§ **Aim**
Leave out the pictures and copy everything else in the entries exactly.

§ **Source records**

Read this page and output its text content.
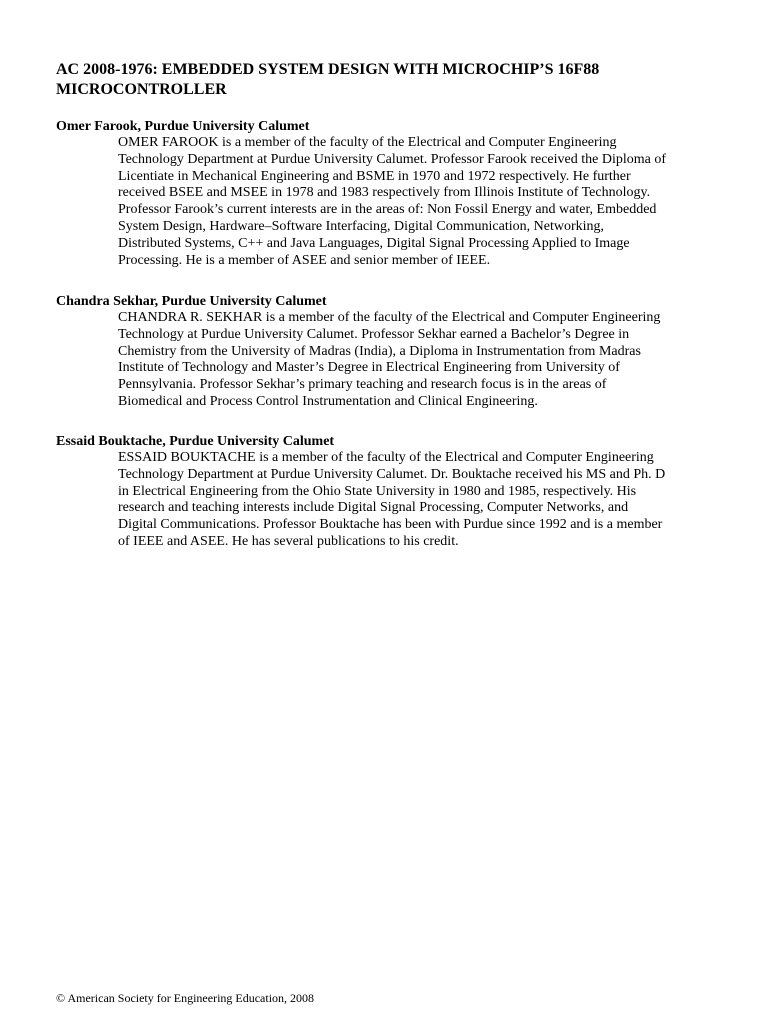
AC 2008-1976: EMBEDDED SYSTEM DESIGN WITH MICROCHIP’S 16F88
MICROCONTROLLER
Omer Farook, Purdue University Calumet

OMER FAROOK is a member of the faculty of the Electrical and Computer Engineering
Technology Department at Purdue University Calumet. Professor Farook received the Diploma of
Licentiate in Mechanical Engineering and BSME in 1970 and 1972 respectively. He further
received BSEE and MSEE in 1978 and 1983 respectively from Illinois Institute of Technology.
Professor Farook’s current interests are in the areas of: Non Fossil Energy and water, Embedded
System Design, Hardware–Software Interfacing, Digital Communication, Networking,
Distributed Systems, C++ and Java Languages, Digital Signal Processing Applied to Image
Processing. He is a member of ASEE and senior member of IEEE.

Chandra Sekhar, Purdue University Calumet

CHANDRA R. SEKHAR is a member of the faculty of the Electrical and Computer Engineering
Technology at Purdue University Calumet. Professor Sekhar earned a Bachelor’s Degree in
Chemistry from the University of Madras (India), a Diploma in Instrumentation from Madras
Institute of Technology and Master’s Degree in Electrical Engineering from University of
Pennsylvania. Professor Sekhar’s primary teaching and research focus is in the areas of
Biomedical and Process Control Instrumentation and Clinical Engineering.

Essaid Bouktache, Purdue University Calumet

ESSAID BOUKTACHE is a member of the faculty of the Electrical and Computer Engineering
Technology Department at Purdue University Calumet. Dr. Bouktache received his MS and Ph. D
in Electrical Engineering from the Ohio State University in 1980 and 1985, respectively. His
research and teaching interests include Digital Signal Processing, Computer Networks, and
Digital Communications. Professor Bouktache has been with Purdue since 1992 and is a member
of IEEE and ASEE. He has several publications to his credit.

© American Society for Engineering Education, 2008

§ **Output of the task**
Read this page and output its text content.
AC 2008-1976: EMBEDDED SYSTEM DESIGN WITH MICROCHIP’S 16F88
MICROCONTROLLER
Omer Farook, Purdue University Calumet

OMER FAROOK is a member of the faculty of the Electrical and Computer Engineering
Technology Department at Purdue University Calumet. Professor Farook received the Diploma of
Licentiate in Mechanical Engineering and BSME in 1970 and 1972 respectively. He further
received BSEE and MSEE in 1978 and 1983 respectively from Illinois Institute of Technology.
Professor Farook’s current interests are in the areas of: Non Fossil Energy and water, Embedded
System Design, Hardware–Software Interfacing, Digital Communication, Networking,
Distributed Systems, C++ and Java Languages, Digital Signal Processing Applied to Image
Processing. He is a member of ASEE and senior member of IEEE.

Chandra Sekhar, Purdue University Calumet

CHANDRA R. SEKHAR is a member of the faculty of the Electrical and Computer Engineering
Technology at Purdue University Calumet. Professor Sekhar earned a Bachelor’s Degree in
Chemistry from the University of Madras (India), a Diploma in Instrumentation from Madras
Institute of Technology and Master’s Degree in Electrical Engineering from University of
Pennsylvania. Professor Sekhar’s primary teaching and research focus is in the areas of
Biomedical and Process Control Instrumentation and Clinical Engineering.

Essaid Bouktache, Purdue University Calumet

ESSAID BOUKTACHE is a member of the faculty of the Electrical and Computer Engineering
Technology Department at Purdue University Calumet. Dr. Bouktache received his MS and Ph. D
in Electrical Engineering from the Ohio State University in 1980 and 1985, respectively. His
research and teaching interests include Digital Signal Processing, Computer Networks, and
Digital Communications. Professor Bouktache has been with Purdue since 1992 and is a member
of IEEE and ASEE. He has several publications to his credit.

© American Society for Engineering Education, 2008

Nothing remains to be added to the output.